Produce a word-for-word copy of the listing below without its pictures.

◆ ◆ ◆

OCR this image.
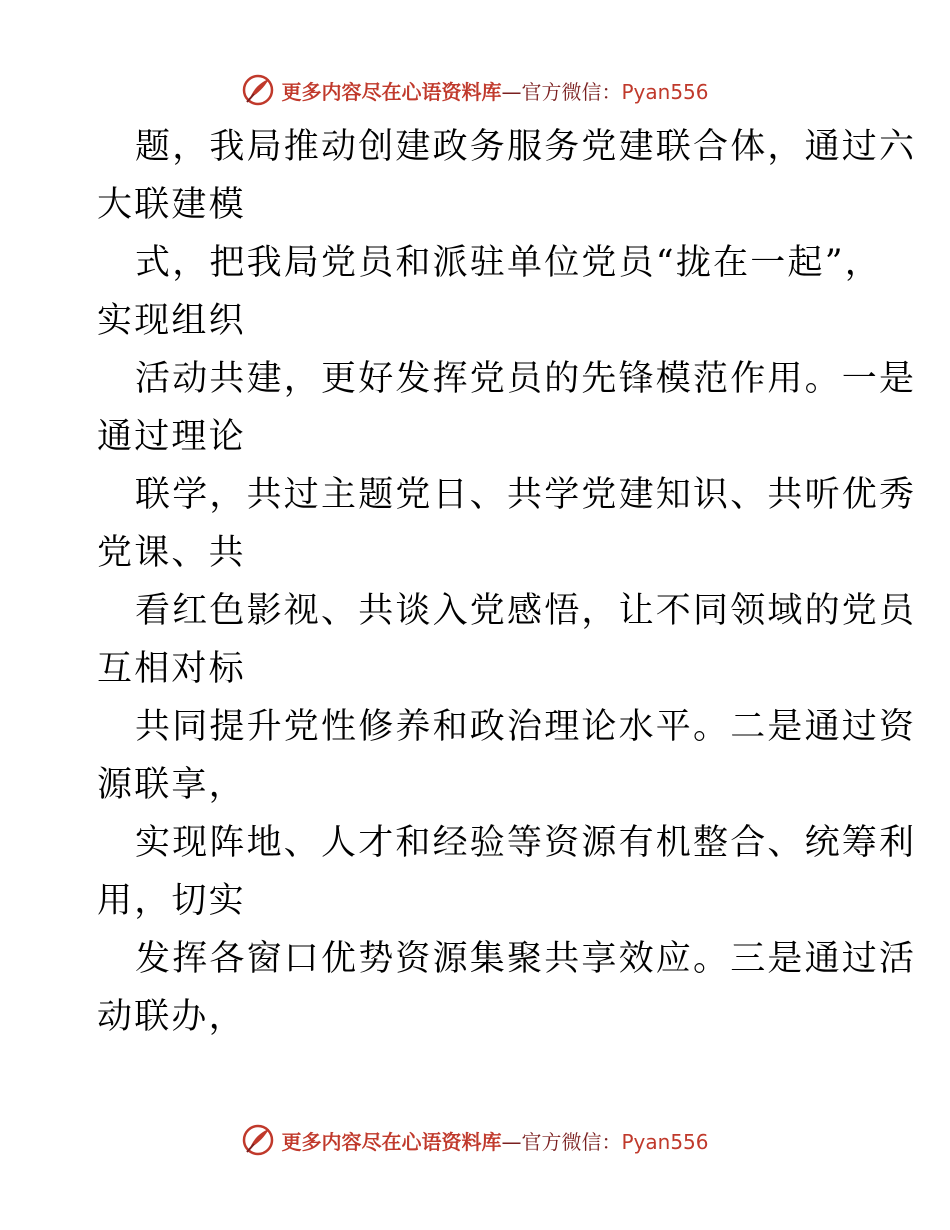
更多内容尽在心语资料库—官方微信：Pyan556

题，我局推动创建政务服务党建联合体，通过六
大联建模

式，把我局党员和派驻单位党员“拢在一起”，
实现组织

活动共建，更好发挥党员的先锋模范作用。一是
通过理论

联学，共过主题党日、共学党建知识、共听优秀
党课、共

看红色影视、共谈入党感悟，让不同领域的党员
互相对标

共同提升党性修养和政治理论水平。二是通过资
源联享，

实现阵地、人才和经验等资源有机整合、统筹利
用，切实

发挥各窗口优势资源集聚共享效应。三是通过活
动联办，

更多内容尽在心语资料库—官方微信：Pyan556
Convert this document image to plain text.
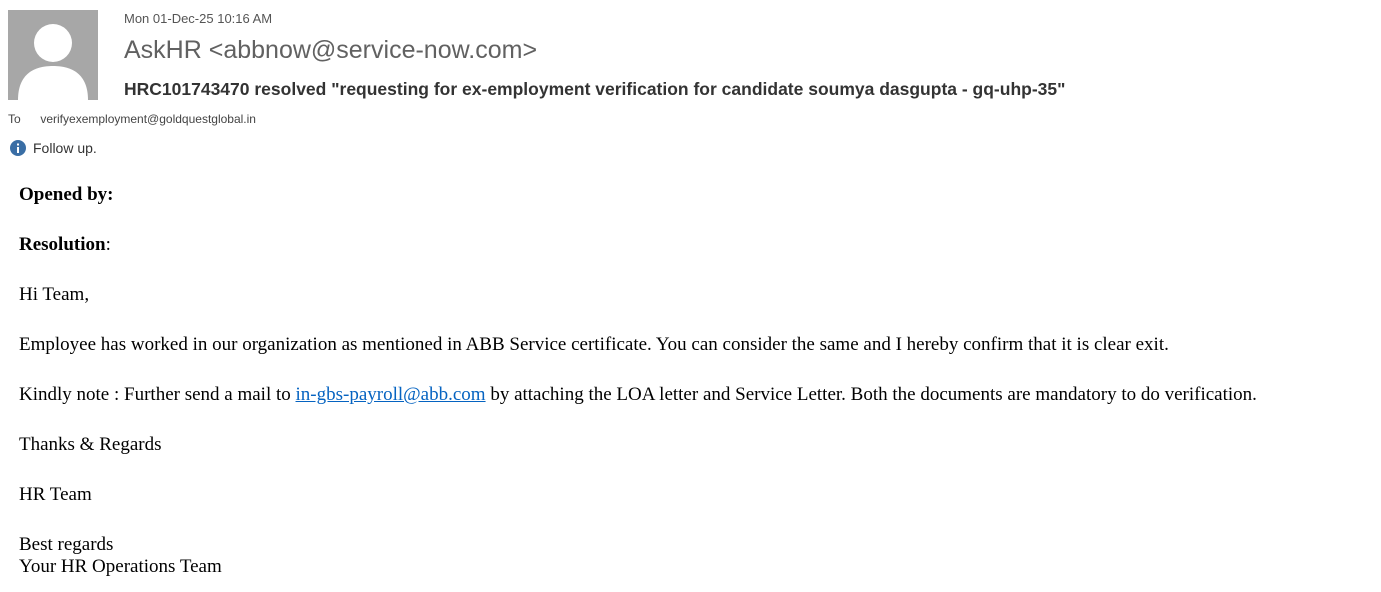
Mon 01-Dec-25 10:16 AM
AskHR <abbnow@service-now.com>
HRC101743470 resolved "requesting for ex-employment verification for candidate soumya dasgupta - gq-uhp-35"
To verifyexemployment@goldquestglobal.in
Follow up.

Opened by:

Resolution:

Hi Team,

Employee has worked in our organization as mentioned in ABB Service certificate. You can consider the same and I hereby confirm that it is clear exit.

Kindly note : Further send a mail to in-gbs-payroll@abb.com by attaching the LOA letter and Service Letter. Both the documents are mandatory to do verification.

Thanks & Regards

HR Team

Best regards

Your HR Operations Team
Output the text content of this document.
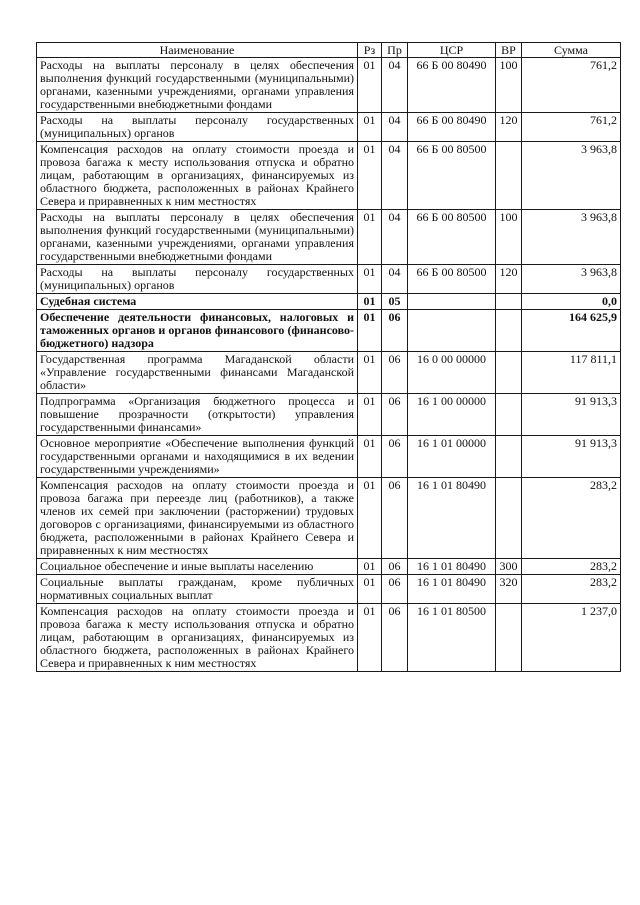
Наименование	Рз	Пр	ЦСР	ВР	Сумма
Расходы на выплаты персоналу в целях обеспечения выполнения функций государственными (муниципальными) органами, казенными учреждениями, органами управления государственными внебюджетными фондами	01	04	66 Б 00 80490	100	761,2
Расходы на выплаты персоналу государственных (муниципальных) органов	01	04	66 Б 00 80490	120	761,2
Компенсация расходов на оплату стоимости проезда и провоза багажа к месту использования отпуска и обратно лицам, работающим в организациях, финансируемых из областного бюджета, расположенных в районах Крайнего Севера и приравненных к ним местностях	01	04	66 Б 00 80500		3 963,8
Расходы на выплаты персоналу в целях обеспечения выполнения функций государственными (муниципальными) органами, казенными учреждениями, органами управления государственными внебюджетными фондами	01	04	66 Б 00 80500	100	3 963,8
Расходы на выплаты персоналу государственных (муниципальных) органов	01	04	66 Б 00 80500	120	3 963,8
Судебная система	01	05			0,0
Обеспечение деятельности финансовых, налоговых и таможенных органов и органов финансового (финансово-бюджетного) надзора	01	06			164 625,9
Государственная программа Магаданской области «Управление государственными финансами Магаданской области»	01	06	16 0 00 00000		117 811,1
Подпрограмма «Организация бюджетного процесса и повышение прозрачности (открытости) управления государственными финансами»	01	06	16 1 00 00000		91 913,3
Основное мероприятие «Обеспечение выполнения функций государственными органами и находящимися в их ведении государственными учреждениями»	01	06	16 1 01 00000		91 913,3
Компенсация расходов на оплату стоимости проезда и провоза багажа при переезде лиц (работников), а также членов их семей при заключении (расторжении) трудовых договоров с организациями, финансируемыми из областного бюджета, расположенными в районах Крайнего Севера и приравненных к ним местностях	01	06	16 1 01 80490		283,2
Социальное обеспечение и иные выплаты населению	01	06	16 1 01 80490	300	283,2
Социальные выплаты гражданам, кроме публичных нормативных социальных выплат	01	06	16 1 01 80490	320	283,2
Компенсация расходов на оплату стоимости проезда и провоза багажа к месту использования отпуска и обратно лицам, работающим в организациях, финансируемых из областного бюджета, расположенных в районах Крайнего Севера и приравненных к ним местностях	01	06	16 1 01 80500		1 237,0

◆ ◆ ◆

§ **FULL SOLUTION**:
OCR this image.
更多内容尽在心语资料库—官方微信：Pyan556

题，我局推动创建政务服务党建联合体，通过六
大联建模

式，把我局党员和派驻单位党员“拢在一起”，
实现组织

活动共建，更好发挥党员的先锋模范作用。一是
通过理论

联学，共过主题党日、共学党建知识、共听优秀
党课、共

看红色影视、共谈入党感悟，让不同领域的党员
互相对标

共同提升党性修养和政治理论水平。二是通过资
源联享，

实现阵地、人才和经验等资源有机整合、统筹利
用，切实

发挥各窗口优势资源集聚共享效应。三是通过活
动联办，

更多内容尽在心语资料库—官方微信：Pyan556
Convert this document image to plain text.
Mon 01-Dec-25 10:16 AM
AskHR <abbnow@service-now.com>
HRC101743470 resolved "requesting for ex-employment verification for candidate soumya dasgupta - gq-uhp-35"
To verifyexemployment@goldquestglobal.in
Follow up.

Opened by:

Resolution:

Hi Team,

Employee has worked in our organization as mentioned in ABB Service certificate. You can consider the same and I hereby confirm that it is clear exit.

Kindly note : Further send a mail to in-gbs-payroll@abb.com by attaching the LOA letter and Service Letter. Both the documents are mandatory to do verification.

Thanks & Regards

HR Team

Best regards

Your HR Operations Team
Output the text content of this document.
Наименование	Рз	Пр	ЦСР	ВР	Сумма
Расходы на выплаты персоналу в целях обеспечения выполнения функций государственными (муниципальными) органами, казенными учреждениями, органами управления государственными внебюджетными фондами	01	04	66 Б 00 80490	100	761,2
Расходы на выплаты персоналу государственных (муниципальных) органов	01	04	66 Б 00 80490	120	761,2
Компенсация расходов на оплату стоимости проезда и провоза багажа к месту использования отпуска и обратно лицам, работающим в организациях, финансируемых из областного бюджета, расположенных в районах Крайнего Севера и приравненных к ним местностях	01	04	66 Б 00 80500		3 963,8
Расходы на выплаты персоналу в целях обеспечения выполнения функций государственными (муниципальными) органами, казенными учреждениями, органами управления государственными внебюджетными фондами	01	04	66 Б 00 80500	100	3 963,8
Расходы на выплаты персоналу государственных (муниципальных) органов	01	04	66 Б 00 80500	120	3 963,8
Судебная система	01	05			0,0
Обеспечение деятельности финансовых, налоговых и таможенных органов и органов финансового (финансово-бюджетного) надзора	01	06			164 625,9
Государственная программа Магаданской области «Управление государственными финансами Магаданской области»	01	06	16 0 00 00000		117 811,1
Подпрограмма «Организация бюджетного процесса и повышение прозрачности (открытости) управления государственными финансами»	01	06	16 1 00 00000		91 913,3
Основное мероприятие «Обеспечение выполнения функций государственными органами и находящимися в их ведении государственными учреждениями»	01	06	16 1 01 00000		91 913,3
Компенсация расходов на оплату стоимости проезда и провоза багажа при переезде лиц (работников), а также членов их семей при заключении (расторжении) трудовых договоров с организациями, финансируемыми из областного бюджета, расположенными в районах Крайнего Севера и приравненных к ним местностях	01	06	16 1 01 80490		283,2
Социальное обеспечение и иные выплаты населению	01	06	16 1 01 80490	300	283,2
Социальные выплаты гражданам, кроме публичных нормативных социальных выплат	01	06	16 1 01 80490	320	283,2
Компенсация расходов на оплату стоимости проезда и провоза багажа к месту использования отпуска и обратно лицам, работающим в организациях, финансируемых из областного бюджета, расположенных в районах Крайнего Севера и приравненных к ним местностях	01	06	16 1 01 80500		1 237,0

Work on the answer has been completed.